_The problem_: Reproduce verbatim the stretch of the records from the very start through the line containing "table-row[interactable]: U.S. Large", including both ends.

★ ★ ★ ★

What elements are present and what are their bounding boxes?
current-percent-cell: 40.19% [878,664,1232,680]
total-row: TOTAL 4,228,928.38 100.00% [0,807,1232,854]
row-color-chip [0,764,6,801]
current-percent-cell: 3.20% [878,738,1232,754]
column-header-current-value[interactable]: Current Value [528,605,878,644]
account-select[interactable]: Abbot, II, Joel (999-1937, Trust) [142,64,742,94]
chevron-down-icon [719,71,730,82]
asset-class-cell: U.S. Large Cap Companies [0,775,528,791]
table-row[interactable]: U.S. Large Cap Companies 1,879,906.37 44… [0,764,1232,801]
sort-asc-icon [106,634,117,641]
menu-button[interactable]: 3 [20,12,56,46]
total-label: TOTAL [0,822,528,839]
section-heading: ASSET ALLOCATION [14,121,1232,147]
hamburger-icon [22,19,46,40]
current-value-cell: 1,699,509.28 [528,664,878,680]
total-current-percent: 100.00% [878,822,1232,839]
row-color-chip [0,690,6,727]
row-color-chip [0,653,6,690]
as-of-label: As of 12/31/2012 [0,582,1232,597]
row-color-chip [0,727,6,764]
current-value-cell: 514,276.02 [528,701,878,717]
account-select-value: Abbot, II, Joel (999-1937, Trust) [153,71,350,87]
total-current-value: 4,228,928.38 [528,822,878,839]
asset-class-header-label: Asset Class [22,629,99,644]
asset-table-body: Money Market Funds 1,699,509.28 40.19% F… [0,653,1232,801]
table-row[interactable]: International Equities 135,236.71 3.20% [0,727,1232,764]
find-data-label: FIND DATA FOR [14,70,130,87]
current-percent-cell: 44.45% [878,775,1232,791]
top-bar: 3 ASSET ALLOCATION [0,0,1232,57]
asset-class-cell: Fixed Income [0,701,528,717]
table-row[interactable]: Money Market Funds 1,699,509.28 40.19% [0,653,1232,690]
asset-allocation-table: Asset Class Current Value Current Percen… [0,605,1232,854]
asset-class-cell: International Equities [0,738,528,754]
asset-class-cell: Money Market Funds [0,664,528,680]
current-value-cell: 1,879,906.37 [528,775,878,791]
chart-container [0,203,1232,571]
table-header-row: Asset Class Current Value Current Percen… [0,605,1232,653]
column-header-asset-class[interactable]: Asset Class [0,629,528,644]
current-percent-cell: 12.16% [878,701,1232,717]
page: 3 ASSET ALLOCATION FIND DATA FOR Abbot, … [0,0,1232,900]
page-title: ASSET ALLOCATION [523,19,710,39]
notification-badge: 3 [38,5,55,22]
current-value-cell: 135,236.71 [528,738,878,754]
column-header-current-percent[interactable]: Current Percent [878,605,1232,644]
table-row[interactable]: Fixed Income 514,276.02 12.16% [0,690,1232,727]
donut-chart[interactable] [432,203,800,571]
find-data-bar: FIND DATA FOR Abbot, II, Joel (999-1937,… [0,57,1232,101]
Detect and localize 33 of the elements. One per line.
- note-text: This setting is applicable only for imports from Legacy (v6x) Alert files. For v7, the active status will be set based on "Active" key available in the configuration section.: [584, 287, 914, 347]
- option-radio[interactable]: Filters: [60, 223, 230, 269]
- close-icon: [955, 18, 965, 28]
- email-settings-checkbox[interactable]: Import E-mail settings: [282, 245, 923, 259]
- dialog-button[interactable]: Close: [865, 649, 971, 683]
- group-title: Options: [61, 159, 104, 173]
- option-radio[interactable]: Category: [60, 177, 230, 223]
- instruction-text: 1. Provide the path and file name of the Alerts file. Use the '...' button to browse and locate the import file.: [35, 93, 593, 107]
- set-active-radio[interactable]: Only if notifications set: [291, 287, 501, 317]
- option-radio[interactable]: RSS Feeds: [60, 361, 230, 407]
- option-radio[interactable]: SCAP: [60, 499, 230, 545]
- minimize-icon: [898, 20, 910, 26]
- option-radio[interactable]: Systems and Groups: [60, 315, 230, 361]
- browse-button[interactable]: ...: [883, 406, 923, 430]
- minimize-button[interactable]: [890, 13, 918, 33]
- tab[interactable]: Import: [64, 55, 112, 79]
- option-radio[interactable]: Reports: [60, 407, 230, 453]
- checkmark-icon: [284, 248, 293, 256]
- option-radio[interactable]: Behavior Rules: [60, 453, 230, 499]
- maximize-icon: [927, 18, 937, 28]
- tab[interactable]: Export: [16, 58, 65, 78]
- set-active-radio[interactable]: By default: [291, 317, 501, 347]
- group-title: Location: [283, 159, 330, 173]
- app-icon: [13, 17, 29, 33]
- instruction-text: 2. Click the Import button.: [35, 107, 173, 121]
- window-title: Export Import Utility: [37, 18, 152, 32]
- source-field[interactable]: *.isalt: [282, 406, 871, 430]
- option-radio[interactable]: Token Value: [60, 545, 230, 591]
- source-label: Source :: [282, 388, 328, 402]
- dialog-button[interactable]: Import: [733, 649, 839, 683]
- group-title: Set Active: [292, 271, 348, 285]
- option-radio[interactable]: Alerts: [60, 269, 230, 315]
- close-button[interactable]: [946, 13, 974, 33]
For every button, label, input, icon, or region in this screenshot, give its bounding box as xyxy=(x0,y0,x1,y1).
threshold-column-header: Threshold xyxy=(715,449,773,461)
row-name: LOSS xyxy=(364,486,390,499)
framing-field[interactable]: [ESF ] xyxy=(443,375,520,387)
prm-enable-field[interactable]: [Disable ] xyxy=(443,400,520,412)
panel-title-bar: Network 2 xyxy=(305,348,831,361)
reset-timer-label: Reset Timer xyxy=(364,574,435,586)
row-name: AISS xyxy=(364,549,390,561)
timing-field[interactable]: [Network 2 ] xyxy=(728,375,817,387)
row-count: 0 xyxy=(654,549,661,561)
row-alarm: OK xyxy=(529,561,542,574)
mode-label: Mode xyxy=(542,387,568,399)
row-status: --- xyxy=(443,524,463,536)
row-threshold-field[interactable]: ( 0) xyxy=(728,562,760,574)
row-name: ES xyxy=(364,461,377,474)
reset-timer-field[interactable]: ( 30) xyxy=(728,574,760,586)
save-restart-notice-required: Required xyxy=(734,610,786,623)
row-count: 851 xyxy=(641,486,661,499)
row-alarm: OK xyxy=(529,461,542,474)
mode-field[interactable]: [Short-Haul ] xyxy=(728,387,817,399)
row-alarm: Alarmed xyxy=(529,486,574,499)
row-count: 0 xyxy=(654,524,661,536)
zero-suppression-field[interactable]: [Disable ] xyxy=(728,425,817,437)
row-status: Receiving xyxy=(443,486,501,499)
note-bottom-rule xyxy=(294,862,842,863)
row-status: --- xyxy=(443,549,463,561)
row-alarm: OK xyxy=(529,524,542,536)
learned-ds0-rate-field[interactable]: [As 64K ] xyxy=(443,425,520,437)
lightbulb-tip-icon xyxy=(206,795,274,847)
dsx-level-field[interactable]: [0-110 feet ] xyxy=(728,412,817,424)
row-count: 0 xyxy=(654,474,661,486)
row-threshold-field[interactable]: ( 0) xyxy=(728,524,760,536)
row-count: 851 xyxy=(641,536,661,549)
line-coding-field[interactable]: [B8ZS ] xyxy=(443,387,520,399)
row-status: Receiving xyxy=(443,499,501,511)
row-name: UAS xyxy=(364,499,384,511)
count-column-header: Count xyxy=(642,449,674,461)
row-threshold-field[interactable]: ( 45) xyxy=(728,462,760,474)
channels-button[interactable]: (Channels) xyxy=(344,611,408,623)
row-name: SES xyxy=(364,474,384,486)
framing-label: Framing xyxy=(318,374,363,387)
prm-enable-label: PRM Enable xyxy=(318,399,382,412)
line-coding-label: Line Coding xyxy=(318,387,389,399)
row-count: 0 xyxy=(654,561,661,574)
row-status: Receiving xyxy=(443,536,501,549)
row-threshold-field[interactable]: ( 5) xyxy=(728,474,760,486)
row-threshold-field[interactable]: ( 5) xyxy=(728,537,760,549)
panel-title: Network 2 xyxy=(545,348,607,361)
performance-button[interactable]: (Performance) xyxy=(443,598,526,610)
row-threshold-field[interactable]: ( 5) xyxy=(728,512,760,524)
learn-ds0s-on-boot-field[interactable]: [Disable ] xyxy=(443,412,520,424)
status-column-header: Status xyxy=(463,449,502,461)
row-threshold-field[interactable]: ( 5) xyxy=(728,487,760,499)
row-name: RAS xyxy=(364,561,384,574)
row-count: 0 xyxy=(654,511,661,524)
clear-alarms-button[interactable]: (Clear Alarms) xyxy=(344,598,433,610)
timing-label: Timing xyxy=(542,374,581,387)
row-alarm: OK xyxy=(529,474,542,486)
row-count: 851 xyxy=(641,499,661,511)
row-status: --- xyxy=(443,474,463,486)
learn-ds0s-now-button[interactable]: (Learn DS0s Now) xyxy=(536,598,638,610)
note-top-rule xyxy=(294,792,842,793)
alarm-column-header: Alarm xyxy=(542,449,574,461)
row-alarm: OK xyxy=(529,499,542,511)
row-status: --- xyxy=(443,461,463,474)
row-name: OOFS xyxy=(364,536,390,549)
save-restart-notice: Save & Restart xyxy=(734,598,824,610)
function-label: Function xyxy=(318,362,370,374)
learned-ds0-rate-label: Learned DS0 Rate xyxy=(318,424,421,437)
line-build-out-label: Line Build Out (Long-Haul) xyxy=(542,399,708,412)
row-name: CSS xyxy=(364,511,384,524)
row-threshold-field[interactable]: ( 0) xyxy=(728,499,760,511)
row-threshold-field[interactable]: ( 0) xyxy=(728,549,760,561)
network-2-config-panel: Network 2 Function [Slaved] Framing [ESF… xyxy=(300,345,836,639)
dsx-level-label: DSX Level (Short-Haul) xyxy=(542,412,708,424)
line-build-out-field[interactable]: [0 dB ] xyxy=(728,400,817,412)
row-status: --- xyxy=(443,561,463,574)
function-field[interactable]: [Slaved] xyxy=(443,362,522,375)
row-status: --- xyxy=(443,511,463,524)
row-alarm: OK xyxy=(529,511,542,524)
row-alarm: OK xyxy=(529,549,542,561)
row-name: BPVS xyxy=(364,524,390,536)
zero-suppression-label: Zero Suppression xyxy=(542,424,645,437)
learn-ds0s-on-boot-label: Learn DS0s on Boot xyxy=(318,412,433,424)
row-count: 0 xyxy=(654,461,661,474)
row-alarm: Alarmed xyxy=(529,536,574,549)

★ ★ ★ ★

_Answer to the exercise_:
What elements are present and what are their bounding boxes?
current-percent-cell: 40.19% [878,664,1232,680]
total-row: TOTAL 4,228,928.38 100.00% [0,807,1232,854]
row-color-chip [0,764,6,801]
current-percent-cell: 3.20% [878,738,1232,754]
column-header-current-value[interactable]: Current Value [528,605,878,644]
account-select[interactable]: Abbot, II, Joel (999-1937, Trust) [142,64,742,94]
chevron-down-icon [719,71,730,82]
asset-class-cell: U.S. Large Cap Companies [0,775,528,791]
table-row[interactable]: U.S. Large Cap Companies 1,879,906.37 44… [0,764,1232,801]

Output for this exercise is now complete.